**EXERCISE PROMPT:** Restate the entries below verbatim.

[Records from a data collection]
* BEGIN *

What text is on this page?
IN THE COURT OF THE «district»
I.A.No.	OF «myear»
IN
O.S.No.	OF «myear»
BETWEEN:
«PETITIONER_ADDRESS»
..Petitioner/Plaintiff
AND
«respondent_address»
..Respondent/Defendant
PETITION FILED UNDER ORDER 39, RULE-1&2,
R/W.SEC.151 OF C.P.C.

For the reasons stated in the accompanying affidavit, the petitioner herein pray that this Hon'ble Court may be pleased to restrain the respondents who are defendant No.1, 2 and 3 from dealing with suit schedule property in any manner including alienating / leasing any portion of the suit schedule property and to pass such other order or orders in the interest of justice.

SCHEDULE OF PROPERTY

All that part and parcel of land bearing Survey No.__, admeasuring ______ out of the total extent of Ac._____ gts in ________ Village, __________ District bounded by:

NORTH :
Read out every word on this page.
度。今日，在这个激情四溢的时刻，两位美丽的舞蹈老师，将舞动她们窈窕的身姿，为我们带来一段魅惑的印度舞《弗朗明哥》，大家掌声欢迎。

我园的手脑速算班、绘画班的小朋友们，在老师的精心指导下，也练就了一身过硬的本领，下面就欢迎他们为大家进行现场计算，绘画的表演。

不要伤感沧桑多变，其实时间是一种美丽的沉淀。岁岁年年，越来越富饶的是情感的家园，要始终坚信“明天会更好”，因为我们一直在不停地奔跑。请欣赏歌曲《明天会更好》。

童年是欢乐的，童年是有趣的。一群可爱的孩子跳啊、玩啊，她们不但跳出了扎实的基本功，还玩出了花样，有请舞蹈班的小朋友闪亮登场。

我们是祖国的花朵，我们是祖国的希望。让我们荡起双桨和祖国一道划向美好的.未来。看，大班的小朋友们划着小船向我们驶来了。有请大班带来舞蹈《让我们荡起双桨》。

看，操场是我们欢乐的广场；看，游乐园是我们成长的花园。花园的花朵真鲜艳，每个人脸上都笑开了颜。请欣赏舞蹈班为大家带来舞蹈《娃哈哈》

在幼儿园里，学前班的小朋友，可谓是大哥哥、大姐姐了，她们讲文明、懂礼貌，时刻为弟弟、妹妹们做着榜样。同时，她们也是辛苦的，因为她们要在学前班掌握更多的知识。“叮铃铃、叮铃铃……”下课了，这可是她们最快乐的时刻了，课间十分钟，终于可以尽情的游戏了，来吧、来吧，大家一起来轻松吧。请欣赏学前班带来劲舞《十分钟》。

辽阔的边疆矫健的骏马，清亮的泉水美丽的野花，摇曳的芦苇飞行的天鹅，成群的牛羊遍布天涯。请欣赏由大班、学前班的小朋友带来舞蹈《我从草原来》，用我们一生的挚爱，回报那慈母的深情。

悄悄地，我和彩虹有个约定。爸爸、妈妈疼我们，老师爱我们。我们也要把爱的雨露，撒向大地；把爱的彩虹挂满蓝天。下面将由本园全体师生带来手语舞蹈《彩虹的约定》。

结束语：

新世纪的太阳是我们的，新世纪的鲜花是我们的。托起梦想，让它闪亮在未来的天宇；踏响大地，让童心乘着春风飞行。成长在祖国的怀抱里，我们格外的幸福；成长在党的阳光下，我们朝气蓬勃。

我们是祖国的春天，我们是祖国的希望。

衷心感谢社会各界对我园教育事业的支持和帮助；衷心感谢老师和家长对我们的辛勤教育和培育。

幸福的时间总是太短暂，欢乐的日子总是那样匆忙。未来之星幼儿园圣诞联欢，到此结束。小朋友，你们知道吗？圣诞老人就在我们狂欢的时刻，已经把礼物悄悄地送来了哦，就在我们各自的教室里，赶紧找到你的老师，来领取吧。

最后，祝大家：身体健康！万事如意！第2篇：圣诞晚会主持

* END *

**EXERCISE SOLUTION:**
What text is on this page?
IN THE COURT OF THE «district»
I.A.No.	OF «myear»
IN
O.S.No.	OF «myear»
BETWEEN:
«PETITIONER_ADDRESS»
..Petitioner/Plaintiff
AND
«respondent_address»
..Respondent/Defendant
PETITION FILED UNDER ORDER 39, RULE-1&2,
R/W.SEC.151 OF C.P.C.

For the reasons stated in the accompanying affidavit, the petitioner herein pray that this Hon'ble Court may be pleased to restrain the respondents who are defendant No.1, 2 and 3 from dealing with suit schedule property in any manner including alienating / leasing any portion of the suit schedule property and to pass such other order or orders in the interest of justice.

SCHEDULE OF PROPERTY

All that part and parcel of land bearing Survey No.__, admeasuring ______ out of the total extent of Ac._____ gts in ________ Village, __________ District bounded by:

NORTH :
Read out every word on this page.
度。今日，在这个激情四溢的时刻，两位美丽的舞蹈老师，将舞动她们窈窕的身姿，为我们带来一段魅惑的印度舞《弗朗明哥》，大家掌声欢迎。

我园的手脑速算班、绘画班的小朋友们，在老师的精心指导下，也练就了一身过硬的本领，下面就欢迎他们为大家进行现场计算，绘画的表演。

不要伤感沧桑多变，其实时间是一种美丽的沉淀。岁岁年年，越来越富饶的是情感的家园，要始终坚信“明天会更好”，因为我们一直在不停地奔跑。请欣赏歌曲《明天会更好》。

童年是欢乐的，童年是有趣的。一群可爱的孩子跳啊、玩啊，她们不但跳出了扎实的基本功，还玩出了花样，有请舞蹈班的小朋友闪亮登场。

我们是祖国的花朵，我们是祖国的希望。让我们荡起双桨和祖国一道划向美好的.未来。看，大班的小朋友们划着小船向我们驶来了。有请大班带来舞蹈《让我们荡起双桨》。

看，操场是我们欢乐的广场；看，游乐园是我们成长的花园。花园的花朵真鲜艳，每个人脸上都笑开了颜。请欣赏舞蹈班为大家带来舞蹈《娃哈哈》

在幼儿园里，学前班的小朋友，可谓是大哥哥、大姐姐了，她们讲文明、懂礼貌，时刻为弟弟、妹妹们做着榜样。同时，她们也是辛苦的，因为她们要在学前班掌握更多的知识。“叮铃铃、叮铃铃……”下课了，这可是她们最快乐的时刻了，课间十分钟，终于可以尽情的游戏了，来吧、来吧，大家一起来轻松吧。请欣赏学前班带来劲舞《十分钟》。

辽阔的边疆矫健的骏马，清亮的泉水美丽的野花，摇曳的芦苇飞行的天鹅，成群的牛羊遍布天涯。请欣赏由大班、学前班的小朋友带来舞蹈《我从草原来》，用我们一生的挚爱，回报那慈母的深情。

悄悄地，我和彩虹有个约定。爸爸、妈妈疼我们，老师爱我们。我们也要把爱的雨露，撒向大地；把爱的彩虹挂满蓝天。下面将由本园全体师生带来手语舞蹈《彩虹的约定》。

结束语：

新世纪的太阳是我们的，新世纪的鲜花是我们的。托起梦想，让它闪亮在未来的天宇；踏响大地，让童心乘着春风飞行。成长在祖国的怀抱里，我们格外的幸福；成长在党的阳光下，我们朝气蓬勃。

我们是祖国的春天，我们是祖国的希望。

衷心感谢社会各界对我园教育事业的支持和帮助；衷心感谢老师和家长对我们的辛勤教育和培育。

幸福的时间总是太短暂，欢乐的日子总是那样匆忙。未来之星幼儿园圣诞联欢，到此结束。小朋友，你们知道吗？圣诞老人就在我们狂欢的时刻，已经把礼物悄悄地送来了哦，就在我们各自的教室里，赶紧找到你的老师，来领取吧。

最后，祝大家：身体健康！万事如意！第2篇：圣诞晚会主持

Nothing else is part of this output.